Task goal: Your task is to locate every line holding the string "conditioning" and to copy each of them.

══════════

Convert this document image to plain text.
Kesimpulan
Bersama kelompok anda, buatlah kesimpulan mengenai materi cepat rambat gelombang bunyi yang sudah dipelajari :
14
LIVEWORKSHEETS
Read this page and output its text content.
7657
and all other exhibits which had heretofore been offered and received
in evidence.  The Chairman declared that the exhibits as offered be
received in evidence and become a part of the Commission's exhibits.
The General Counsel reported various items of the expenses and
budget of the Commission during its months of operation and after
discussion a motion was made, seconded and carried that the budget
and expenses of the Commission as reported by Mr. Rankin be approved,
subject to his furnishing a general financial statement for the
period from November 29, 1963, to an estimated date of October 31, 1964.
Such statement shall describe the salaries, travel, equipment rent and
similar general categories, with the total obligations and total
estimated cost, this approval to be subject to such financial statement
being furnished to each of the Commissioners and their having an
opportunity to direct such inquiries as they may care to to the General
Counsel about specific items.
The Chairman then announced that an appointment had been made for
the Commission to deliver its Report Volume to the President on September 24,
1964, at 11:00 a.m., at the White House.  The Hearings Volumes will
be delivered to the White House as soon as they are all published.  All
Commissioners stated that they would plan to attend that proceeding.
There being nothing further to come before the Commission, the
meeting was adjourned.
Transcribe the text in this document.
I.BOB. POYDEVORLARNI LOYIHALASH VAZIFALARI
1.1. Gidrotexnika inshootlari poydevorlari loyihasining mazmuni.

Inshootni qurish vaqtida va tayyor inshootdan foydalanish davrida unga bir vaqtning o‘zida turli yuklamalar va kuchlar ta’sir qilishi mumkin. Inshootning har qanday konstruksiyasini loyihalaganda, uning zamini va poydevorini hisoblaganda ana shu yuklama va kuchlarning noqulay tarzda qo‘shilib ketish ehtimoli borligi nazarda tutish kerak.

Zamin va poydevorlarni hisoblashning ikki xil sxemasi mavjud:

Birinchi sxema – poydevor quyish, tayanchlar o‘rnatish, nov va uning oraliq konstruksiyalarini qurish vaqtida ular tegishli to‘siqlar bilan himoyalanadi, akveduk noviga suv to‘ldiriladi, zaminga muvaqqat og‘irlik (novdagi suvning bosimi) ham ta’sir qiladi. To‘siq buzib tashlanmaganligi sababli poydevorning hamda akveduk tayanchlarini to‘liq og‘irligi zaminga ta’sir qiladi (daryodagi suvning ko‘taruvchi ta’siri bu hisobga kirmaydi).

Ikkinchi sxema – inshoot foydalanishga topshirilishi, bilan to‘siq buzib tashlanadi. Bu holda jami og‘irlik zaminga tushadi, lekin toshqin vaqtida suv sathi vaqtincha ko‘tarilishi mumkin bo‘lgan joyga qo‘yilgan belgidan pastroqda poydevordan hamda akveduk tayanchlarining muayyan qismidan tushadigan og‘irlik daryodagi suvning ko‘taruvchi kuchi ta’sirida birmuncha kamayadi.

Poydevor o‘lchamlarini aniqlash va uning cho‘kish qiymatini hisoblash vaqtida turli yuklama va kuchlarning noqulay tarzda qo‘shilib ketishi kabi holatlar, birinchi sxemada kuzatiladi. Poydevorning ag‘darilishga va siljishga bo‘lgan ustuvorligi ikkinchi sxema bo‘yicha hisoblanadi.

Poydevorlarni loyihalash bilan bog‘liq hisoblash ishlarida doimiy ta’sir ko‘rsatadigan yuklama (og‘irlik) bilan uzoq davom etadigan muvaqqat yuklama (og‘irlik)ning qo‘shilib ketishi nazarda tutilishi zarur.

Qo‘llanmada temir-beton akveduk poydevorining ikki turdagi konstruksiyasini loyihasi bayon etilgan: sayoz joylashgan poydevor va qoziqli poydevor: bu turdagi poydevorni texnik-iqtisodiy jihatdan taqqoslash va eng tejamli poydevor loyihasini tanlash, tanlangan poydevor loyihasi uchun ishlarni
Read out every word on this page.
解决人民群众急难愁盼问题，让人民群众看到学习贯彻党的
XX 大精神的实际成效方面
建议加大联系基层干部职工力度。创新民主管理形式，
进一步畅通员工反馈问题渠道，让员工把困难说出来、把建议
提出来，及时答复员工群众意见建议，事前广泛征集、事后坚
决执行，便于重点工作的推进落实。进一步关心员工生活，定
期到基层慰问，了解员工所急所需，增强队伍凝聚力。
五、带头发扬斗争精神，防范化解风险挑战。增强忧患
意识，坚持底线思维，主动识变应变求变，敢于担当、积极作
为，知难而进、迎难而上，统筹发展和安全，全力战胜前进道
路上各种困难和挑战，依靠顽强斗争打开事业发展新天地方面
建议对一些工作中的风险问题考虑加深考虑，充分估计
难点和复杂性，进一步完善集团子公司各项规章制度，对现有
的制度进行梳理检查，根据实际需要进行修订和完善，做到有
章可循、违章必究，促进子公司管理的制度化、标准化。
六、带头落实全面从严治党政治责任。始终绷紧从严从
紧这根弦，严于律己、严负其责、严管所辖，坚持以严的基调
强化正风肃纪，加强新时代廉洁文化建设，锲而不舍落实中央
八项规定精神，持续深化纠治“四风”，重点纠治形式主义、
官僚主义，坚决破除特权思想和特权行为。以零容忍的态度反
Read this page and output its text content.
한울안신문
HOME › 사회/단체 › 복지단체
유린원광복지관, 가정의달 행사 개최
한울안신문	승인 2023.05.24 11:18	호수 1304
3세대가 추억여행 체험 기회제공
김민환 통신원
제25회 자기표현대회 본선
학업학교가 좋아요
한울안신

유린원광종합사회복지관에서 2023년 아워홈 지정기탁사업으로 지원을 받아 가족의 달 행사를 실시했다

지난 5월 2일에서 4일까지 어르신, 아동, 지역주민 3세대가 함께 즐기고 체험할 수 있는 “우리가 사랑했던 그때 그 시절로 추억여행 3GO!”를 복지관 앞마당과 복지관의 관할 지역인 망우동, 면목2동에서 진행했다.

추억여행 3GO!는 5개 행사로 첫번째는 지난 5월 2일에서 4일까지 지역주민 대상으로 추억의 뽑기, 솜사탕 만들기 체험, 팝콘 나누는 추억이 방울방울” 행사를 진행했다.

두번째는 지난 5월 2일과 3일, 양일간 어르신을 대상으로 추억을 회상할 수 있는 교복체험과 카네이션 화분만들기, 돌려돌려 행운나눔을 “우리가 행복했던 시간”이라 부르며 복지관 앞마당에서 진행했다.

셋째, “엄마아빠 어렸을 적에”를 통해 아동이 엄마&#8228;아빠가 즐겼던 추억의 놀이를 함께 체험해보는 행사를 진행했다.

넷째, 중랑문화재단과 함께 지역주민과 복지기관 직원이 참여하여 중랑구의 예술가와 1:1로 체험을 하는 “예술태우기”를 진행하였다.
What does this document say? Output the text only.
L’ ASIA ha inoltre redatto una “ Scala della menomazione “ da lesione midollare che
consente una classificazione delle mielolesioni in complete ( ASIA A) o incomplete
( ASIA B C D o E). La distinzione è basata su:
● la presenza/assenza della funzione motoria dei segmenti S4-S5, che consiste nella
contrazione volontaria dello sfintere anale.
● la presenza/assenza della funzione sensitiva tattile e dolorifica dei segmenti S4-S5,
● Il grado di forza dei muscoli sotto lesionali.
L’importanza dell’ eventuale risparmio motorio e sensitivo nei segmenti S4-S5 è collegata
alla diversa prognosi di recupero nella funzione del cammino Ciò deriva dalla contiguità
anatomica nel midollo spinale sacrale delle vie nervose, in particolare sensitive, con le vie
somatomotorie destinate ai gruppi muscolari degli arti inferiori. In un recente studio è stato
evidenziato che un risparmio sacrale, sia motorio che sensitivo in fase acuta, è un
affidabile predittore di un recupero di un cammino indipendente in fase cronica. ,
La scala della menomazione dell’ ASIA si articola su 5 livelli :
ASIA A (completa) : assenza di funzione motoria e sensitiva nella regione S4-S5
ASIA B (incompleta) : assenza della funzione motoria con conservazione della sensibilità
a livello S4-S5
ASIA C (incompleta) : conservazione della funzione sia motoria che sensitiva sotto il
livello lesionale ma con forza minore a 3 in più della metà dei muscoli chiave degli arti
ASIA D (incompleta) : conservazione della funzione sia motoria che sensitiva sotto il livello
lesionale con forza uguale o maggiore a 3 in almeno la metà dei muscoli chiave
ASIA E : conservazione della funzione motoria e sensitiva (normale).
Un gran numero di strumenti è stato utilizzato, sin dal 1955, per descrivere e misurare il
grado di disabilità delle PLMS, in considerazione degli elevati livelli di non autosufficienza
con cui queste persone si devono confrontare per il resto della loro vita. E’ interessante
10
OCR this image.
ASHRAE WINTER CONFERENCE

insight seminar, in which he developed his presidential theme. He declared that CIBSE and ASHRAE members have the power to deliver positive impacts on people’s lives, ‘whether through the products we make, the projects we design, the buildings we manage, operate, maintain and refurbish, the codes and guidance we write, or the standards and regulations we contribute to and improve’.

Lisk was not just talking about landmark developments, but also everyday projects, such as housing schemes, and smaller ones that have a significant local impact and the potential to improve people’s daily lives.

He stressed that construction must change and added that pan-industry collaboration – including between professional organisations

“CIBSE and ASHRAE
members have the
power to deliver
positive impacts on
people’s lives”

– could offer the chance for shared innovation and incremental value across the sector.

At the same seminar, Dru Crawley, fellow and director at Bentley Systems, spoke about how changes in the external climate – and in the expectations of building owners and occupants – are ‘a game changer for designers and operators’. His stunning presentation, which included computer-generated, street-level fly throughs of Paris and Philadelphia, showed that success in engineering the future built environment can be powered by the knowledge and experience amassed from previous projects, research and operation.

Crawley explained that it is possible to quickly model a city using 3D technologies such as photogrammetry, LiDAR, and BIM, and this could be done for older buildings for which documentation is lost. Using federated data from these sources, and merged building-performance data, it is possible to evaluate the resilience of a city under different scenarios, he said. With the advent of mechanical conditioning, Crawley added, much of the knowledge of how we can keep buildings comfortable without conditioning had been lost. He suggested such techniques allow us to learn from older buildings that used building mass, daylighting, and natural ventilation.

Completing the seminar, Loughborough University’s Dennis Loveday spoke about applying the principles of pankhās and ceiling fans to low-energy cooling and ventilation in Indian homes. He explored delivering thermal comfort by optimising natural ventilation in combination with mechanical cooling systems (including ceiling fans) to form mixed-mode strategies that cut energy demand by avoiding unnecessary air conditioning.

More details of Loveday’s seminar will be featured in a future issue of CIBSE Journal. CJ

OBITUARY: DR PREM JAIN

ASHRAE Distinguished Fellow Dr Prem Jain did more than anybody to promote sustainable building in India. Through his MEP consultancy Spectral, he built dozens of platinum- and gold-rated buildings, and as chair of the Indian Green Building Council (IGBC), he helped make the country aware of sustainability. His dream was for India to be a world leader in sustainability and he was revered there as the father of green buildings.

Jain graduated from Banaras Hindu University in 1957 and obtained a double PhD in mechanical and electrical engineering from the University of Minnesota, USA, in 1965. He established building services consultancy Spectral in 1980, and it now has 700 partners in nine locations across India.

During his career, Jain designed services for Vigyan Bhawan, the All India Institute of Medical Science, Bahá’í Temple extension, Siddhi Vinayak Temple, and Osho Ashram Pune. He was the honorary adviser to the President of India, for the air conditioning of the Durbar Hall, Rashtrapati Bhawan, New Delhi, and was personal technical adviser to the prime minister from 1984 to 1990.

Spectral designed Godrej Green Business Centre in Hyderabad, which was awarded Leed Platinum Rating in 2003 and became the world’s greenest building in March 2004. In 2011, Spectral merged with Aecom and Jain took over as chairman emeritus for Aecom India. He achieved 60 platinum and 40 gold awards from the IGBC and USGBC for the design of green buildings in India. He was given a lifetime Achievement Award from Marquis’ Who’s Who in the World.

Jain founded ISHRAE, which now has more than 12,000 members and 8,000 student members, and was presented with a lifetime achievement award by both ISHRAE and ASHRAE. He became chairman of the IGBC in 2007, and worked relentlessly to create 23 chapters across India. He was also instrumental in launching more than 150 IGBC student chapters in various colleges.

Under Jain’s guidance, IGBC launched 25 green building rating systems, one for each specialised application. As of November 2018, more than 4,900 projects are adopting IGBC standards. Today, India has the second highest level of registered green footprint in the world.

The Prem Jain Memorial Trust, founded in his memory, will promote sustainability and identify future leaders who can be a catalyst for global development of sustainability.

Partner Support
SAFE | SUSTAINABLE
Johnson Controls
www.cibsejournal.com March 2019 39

══════════

Answer for this exercise:
Crawley explained that it is possible to quickly model a city using 3D technologies such as photogrammetry, LiDAR, and BIM, and this could be done for older buildings for which documentation is lost. Using federated data from these sources, and merged building-performance data, it is possible to evaluate the resilience of a city under different scenarios, he said. With the advent of mechanical conditioning, Crawley added, much of the knowledge of how we can keep buildings comfortable without conditioning had been lost. He suggested such techniques allow us to learn from older buildings that used building mass, daylighting, and natural ventilation.
Completing the seminar, Loughborough University’s Dennis Loveday spoke about applying the principles of pankhās and ceiling fans to low-energy cooling and ventilation in Indian homes. He explored delivering thermal comfort by optimising natural ventilation in combination with mechanical cooling systems (including ceiling fans) to form mixed-mode strategies that cut energy demand by avoiding unnecessary air conditioning.
During his career, Jain designed services for Vigyan Bhawan, the All India Institute of Medical Science, Bahá’í Temple extension, Siddhi Vinayak Temple, and Osho Ashram Pune. He was the honorary adviser to the President of India, for the air conditioning of the Durbar Hall, Rashtrapati Bhawan, New Delhi, and was personal technical adviser to the prime minister from 1984 to 1990.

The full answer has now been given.